TRAVAIL À FAIRE =>
• A. Relevez les organismes désignés par leur nom dans le texte sur l'authentification des vins, en laissant de côté la ligne de crédit photo.
• B. Recopiez fidèlement, dans le texte sur l'authentification des vins, tout le passage qui va de « Crédit : Taras » jusqu'à « Qui dit mieux? ».

TEXTE FOURNI =>
Crédit : Taras Kalapun (Flickr CC)

Signature du verre
On peut authentifier le verre de la bouteille par le biais d‘un accélérateur de particules. Chaque bouteille porte en son âme la signature unique des processus de fabrication du verre, variables au cours de l’Histoire, et des caractéristiques du centre de production qui l’a enfantée. L’analyse des composés chimiques du verre permet ainsi sa datation. Qui dit mieux?

Rudy Kurniawan, un nom sulfureux dans le milieu vinicole. Surnommé « le Mozart du faux vin », ce Chinois, établi aux États-Unis à l’aube des années 2000, a escroqué pendant une dizaine d’années les collectionneurs de vins et les grandes maisons de ventes aux enchères en leur fournissant des centaines de bouteilles rares de faux bourgogne et bordeaux. Une escroquerie de plusieurs dizaines de millions de dollars qui a pris fin en 2012 lors de son arrestation par le FBI.

De nos jours, l’authentification d’un vin est un passage (presque) obligé avant toute vente d’un précieux flacon dans une salle des ventes. Et si par hasard, le vin est un faux, des chimistes comme ceux du laboratoire Vin-recherche-authenticité-identité, basé à l’Institut des sciences de la vigne et du vin à Bordeaux, peuvent déterminer son origine géographique en examinant sa composition chimique. Une garantie d’authenticité de plus en plus abordable.

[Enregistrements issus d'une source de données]
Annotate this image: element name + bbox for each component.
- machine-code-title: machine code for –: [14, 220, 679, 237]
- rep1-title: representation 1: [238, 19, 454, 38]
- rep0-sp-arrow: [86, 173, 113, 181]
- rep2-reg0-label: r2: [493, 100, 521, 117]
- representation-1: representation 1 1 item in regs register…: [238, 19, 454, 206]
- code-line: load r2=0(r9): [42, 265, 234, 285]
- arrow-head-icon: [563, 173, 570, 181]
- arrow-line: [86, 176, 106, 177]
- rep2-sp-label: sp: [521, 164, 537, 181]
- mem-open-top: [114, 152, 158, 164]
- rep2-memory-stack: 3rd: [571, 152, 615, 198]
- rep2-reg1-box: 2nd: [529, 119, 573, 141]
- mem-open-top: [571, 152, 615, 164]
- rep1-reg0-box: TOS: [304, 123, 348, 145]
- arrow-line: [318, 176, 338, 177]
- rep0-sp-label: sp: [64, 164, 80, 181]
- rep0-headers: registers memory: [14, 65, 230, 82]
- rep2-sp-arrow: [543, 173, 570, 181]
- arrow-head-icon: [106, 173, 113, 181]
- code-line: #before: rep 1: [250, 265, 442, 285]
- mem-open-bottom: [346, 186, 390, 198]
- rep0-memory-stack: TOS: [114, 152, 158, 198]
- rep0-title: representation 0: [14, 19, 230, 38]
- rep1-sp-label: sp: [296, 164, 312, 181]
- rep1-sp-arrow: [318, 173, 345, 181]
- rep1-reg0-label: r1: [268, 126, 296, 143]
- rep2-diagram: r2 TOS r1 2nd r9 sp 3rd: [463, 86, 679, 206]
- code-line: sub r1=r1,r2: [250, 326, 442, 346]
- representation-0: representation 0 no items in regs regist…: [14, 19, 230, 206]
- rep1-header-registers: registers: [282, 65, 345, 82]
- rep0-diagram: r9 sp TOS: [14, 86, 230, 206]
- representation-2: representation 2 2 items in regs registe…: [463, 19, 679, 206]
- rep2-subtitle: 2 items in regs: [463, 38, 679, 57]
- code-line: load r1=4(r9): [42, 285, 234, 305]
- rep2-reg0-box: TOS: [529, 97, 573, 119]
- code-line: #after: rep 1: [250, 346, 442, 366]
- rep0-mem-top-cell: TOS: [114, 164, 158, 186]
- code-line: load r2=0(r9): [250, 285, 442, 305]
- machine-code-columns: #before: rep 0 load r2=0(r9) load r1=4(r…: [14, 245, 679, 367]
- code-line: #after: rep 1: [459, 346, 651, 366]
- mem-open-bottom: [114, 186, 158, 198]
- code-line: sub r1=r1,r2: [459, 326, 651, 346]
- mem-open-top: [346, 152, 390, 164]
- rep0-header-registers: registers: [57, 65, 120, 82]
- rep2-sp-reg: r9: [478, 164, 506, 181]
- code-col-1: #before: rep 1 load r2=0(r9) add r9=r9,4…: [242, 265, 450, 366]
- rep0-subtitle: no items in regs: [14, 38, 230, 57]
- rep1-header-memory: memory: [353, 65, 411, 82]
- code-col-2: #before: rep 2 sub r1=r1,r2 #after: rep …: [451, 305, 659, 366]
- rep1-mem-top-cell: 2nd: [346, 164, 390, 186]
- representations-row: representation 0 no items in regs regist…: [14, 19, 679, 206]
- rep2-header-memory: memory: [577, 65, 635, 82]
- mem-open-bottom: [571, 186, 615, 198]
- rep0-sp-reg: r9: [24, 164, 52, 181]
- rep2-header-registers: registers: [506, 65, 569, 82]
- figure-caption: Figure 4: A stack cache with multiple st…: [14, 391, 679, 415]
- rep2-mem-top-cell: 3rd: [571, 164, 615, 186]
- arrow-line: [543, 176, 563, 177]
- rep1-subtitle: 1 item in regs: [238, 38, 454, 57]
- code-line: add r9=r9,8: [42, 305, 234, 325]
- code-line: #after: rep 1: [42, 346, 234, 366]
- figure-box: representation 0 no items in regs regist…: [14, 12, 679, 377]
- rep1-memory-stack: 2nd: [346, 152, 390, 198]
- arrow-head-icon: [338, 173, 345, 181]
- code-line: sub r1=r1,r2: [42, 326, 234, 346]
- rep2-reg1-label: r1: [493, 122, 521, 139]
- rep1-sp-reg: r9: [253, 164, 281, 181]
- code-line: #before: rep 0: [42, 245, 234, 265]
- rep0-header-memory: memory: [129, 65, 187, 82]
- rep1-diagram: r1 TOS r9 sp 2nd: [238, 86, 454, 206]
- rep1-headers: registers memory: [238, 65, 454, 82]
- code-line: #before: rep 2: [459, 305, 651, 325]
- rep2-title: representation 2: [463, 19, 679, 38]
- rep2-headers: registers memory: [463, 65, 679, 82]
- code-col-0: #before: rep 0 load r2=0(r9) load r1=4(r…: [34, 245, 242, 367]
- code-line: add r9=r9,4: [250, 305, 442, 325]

CORRIGÉ DES EXERCICES =>
• A.
- le FBI
- le laboratoire Vin-recherche-authenticité-identité
- l'Institut des sciences de la vigne et du vin

• B.
Crédit : Taras Kalapun (Flickr CC)

Signature du verre
On peut authentifier le verre de la bouteille par le biais d‘un accélérateur de particules. Chaque bouteille porte en son âme la signature unique des processus de fabrication du verre, variables au cours de l’Histoire, et des caractéristiques du centre de production qui l’a enfantée. L’analyse des composés chimiques du verre permet ainsi sa datation. Qui dit mieux?